Every line of the listing must be reproduced as it stands. Leave the images behind.

---------------

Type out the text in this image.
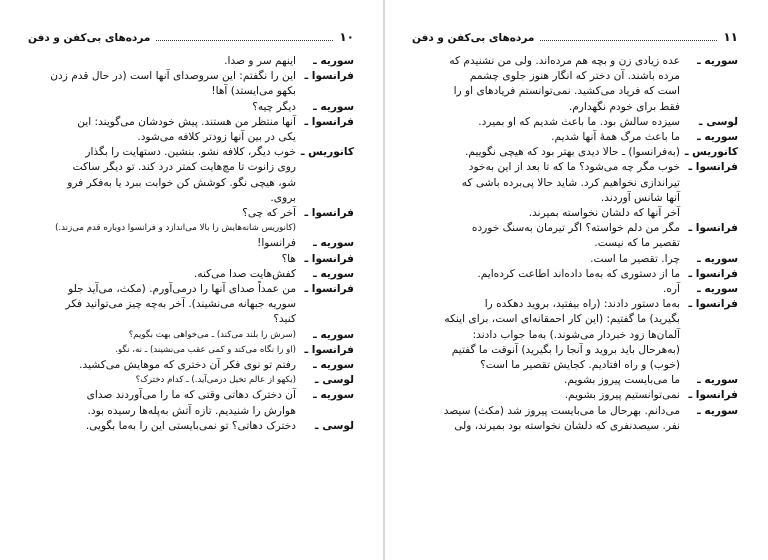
۱۰
مرده‌های بی‌کفن و دفن
سوریه ـ
اینهم سر و صدا.
فرانسوا ـ
این را نگفتم: این سروصدای آنها است (در حال قدم زدن
بکهو می‌ایستد) آها!
سوریه ـ
دیگر چیه؟
فرانسوا ـ
آنها منتظر من هستند. پیش خودشان می‌گویند: این
یکی در بین آنها زودتر کلافه می‌شود.
کانوریس ـ
خوب دیگر، کلافه نشو. بنشین. دستهایت را بگذار
روی زانوت تا مچ‌هایت کمتر درد کند. تو دیگر ساکت
شو، هیچی نگو. کوشش کن خوابت ببرد یا به‌فکر فرو
بروی.
فرانسوا ـ
آخر که چی؟
(کانوریس شانه‌هایش را بالا می‌اندازد و فرانسوا دوباره قدم می‌زند.)
سوریه ـ
فرانسوا!
فرانسوا ـ
ها؟
سوریه ـ
کفش‌هایت صدا می‌کنه.
فرانسوا ـ
من عمداً صدای آنها را درمی‌آورم. (مکث، می‌آید جلو
سوریه جبهانه می‌نشیند). آخر به‌چه چیز می‌توانید فکر
کنید؟
سوریه ـ
(سرش را بلند می‌کند) ـ می‌خواهی بهت بگویم؟
فرانسوا ـ
(او را نگاه می‌کند و کمی عقب می‌نشیند) ـ نه، نگو.
سوریه ـ
رفتم تو نوی فکر آن دختری که موهایش می‌کشید.
لوسی ـ
(یکهو از عالم تخیل درمی‌آید.) ـ کدام دخترک؟
سوریه ـ
آن دخترک دهاتی وقتی که ما را می‌آوردند صدای
هوارش را شنیدیم. تازه آتش به‌پله‌ها رسیده بود.
لوسی ـ
دخترک دهاتی؟ تو نمی‌بایستی این را به‌ما بگویی.
۱۱
مرده‌های بی‌کفن و دفن
سوریه ـ
عده زیادی زن و بچه هم مرده‌اند. ولی من نشنیدم که
مرده باشند. آن دختر که انگار هنوز جلوی چشمم
است که فریاد می‌کشید. نمی‌توانستم فریادهای او را
فقط برای خودم نگهدارم.
لوسی ـ
سیزده سالش بود. ما باعث شدیم که او بمیرد.
سوریه ـ
ما باعث مرگ همهٔ آنها شدیم.
کانوریس ـ
(به‌فرانسوا) ـ حالا دیدی بهتر بود که هیچی نگوییم.
فرانسوا ـ
خوب مگر چه می‌شود؟ ما که تا بعد از این به‌خود
تیراندازی نخواهیم کرد. شاید حالا پی‌برده باشی که
آنها شانس آوردند.
آخر آنها که دلشان نخواسته بمیرند.
فرانسوا ـ
مگر من دلم خواسته؟ اگر تیرمان به‌سنگ خورده
تقصیر ما که نیست.
سوریه ـ
چرا. تقصیر ما است.
فرانسوا ـ
ما از دستوری که به‌ما داده‌اند اطاعت کرده‌ایم.
سوریه ـ
آره.
فرانسوا ـ
به‌ما دستور دادند: (راه بیفتید، بروید دهکده را
بگیرید) ما گفتیم: (این کار احمقانه‌ای است، برای اینکه
آلمان‌ها زود خبردار می‌شوند.) به‌ما جواب دادند:
(به‌هرحال باید بروید و آنجا را بگیرید) آنوقت ما گفتیم
(خوب) و راه افتادیم. کجایش تقصیر ما است؟
سوریه ـ
ما می‌بایست پیروز بشویم.
فرانسوا ـ
نمی‌توانستیم پیروز بشویم.
سوریه ـ
می‌دانم. بهرحال ما می‌بایست پیروز شد (مکث) سیصد
نفر. سیصدنفری که دلشان نخواسته بود بمیرند، ولی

---------------

■ WRITTEN ANSWER ■
Type out the text in this image.
۱۰
مرده‌های بی‌کفن و دفن
سوریه ـ
اینهم سر و صدا.
فرانسوا ـ
این را نگفتم: این سروصدای آنها است (در حال قدم زدن
بکهو می‌ایستد) آها!
سوریه ـ
دیگر چیه؟
فرانسوا ـ
آنها منتظر من هستند. پیش خودشان می‌گویند: این
یکی در بین آنها زودتر کلافه می‌شود.
کانوریس ـ
خوب دیگر، کلافه نشو. بنشین. دستهایت را بگذار
روی زانوت تا مچ‌هایت کمتر درد کند. تو دیگر ساکت
شو، هیچی نگو. کوشش کن خوابت ببرد یا به‌فکر فرو
بروی.
فرانسوا ـ
آخر که چی؟
(کانوریس شانه‌هایش را بالا می‌اندازد و فرانسوا دوباره قدم می‌زند.)
سوریه ـ
فرانسوا!
فرانسوا ـ
ها؟
سوریه ـ
کفش‌هایت صدا می‌کنه.
فرانسوا ـ
من عمداً صدای آنها را درمی‌آورم. (مکث، می‌آید جلو
سوریه جبهانه می‌نشیند). آخر به‌چه چیز می‌توانید فکر
کنید؟
سوریه ـ
(سرش را بلند می‌کند) ـ می‌خواهی بهت بگویم؟
فرانسوا ـ
(او را نگاه می‌کند و کمی عقب می‌نشیند) ـ نه، نگو.
سوریه ـ
رفتم تو نوی فکر آن دختری که موهایش می‌کشید.
لوسی ـ
(یکهو از عالم تخیل درمی‌آید.) ـ کدام دخترک؟
سوریه ـ
آن دخترک دهاتی وقتی که ما را می‌آوردند صدای
هوارش را شنیدیم. تازه آتش به‌پله‌ها رسیده بود.
لوسی ـ
دخترک دهاتی؟ تو نمی‌بایستی این را به‌ما بگویی.
۱۱
مرده‌های بی‌کفن و دفن
سوریه ـ
عده زیادی زن و بچه هم مرده‌اند. ولی من نشنیدم که
مرده باشند. آن دختر که انگار هنوز جلوی چشمم
است که فریاد می‌کشید. نمی‌توانستم فریادهای او را
فقط برای خودم نگهدارم.
لوسی ـ
سیزده سالش بود. ما باعث شدیم که او بمیرد.
سوریه ـ
ما باعث مرگ همهٔ آنها شدیم.
کانوریس ـ
(به‌فرانسوا) ـ حالا دیدی بهتر بود که هیچی نگوییم.
فرانسوا ـ
خوب مگر چه می‌شود؟ ما که تا بعد از این به‌خود
تیراندازی نخواهیم کرد. شاید حالا پی‌برده باشی که
آنها شانس آوردند.
آخر آنها که دلشان نخواسته بمیرند.
فرانسوا ـ
مگر من دلم خواسته؟ اگر تیرمان به‌سنگ خورده
تقصیر ما که نیست.
سوریه ـ
چرا. تقصیر ما است.
فرانسوا ـ
ما از دستوری که به‌ما داده‌اند اطاعت کرده‌ایم.
سوریه ـ
آره.
فرانسوا ـ
به‌ما دستور دادند: (راه بیفتید، بروید دهکده را
بگیرید) ما گفتیم: (این کار احمقانه‌ای است، برای اینکه
آلمان‌ها زود خبردار می‌شوند.) به‌ما جواب دادند:
(به‌هرحال باید بروید و آنجا را بگیرید) آنوقت ما گفتیم
(خوب) و راه افتادیم. کجایش تقصیر ما است؟
سوریه ـ
ما می‌بایست پیروز بشویم.
فرانسوا ـ
نمی‌توانستیم پیروز بشویم.
سوریه ـ
می‌دانم. بهرحال ما می‌بایست پیروز شد (مکث) سیصد
نفر. سیصدنفری که دلشان نخواسته بود بمیرند، ولی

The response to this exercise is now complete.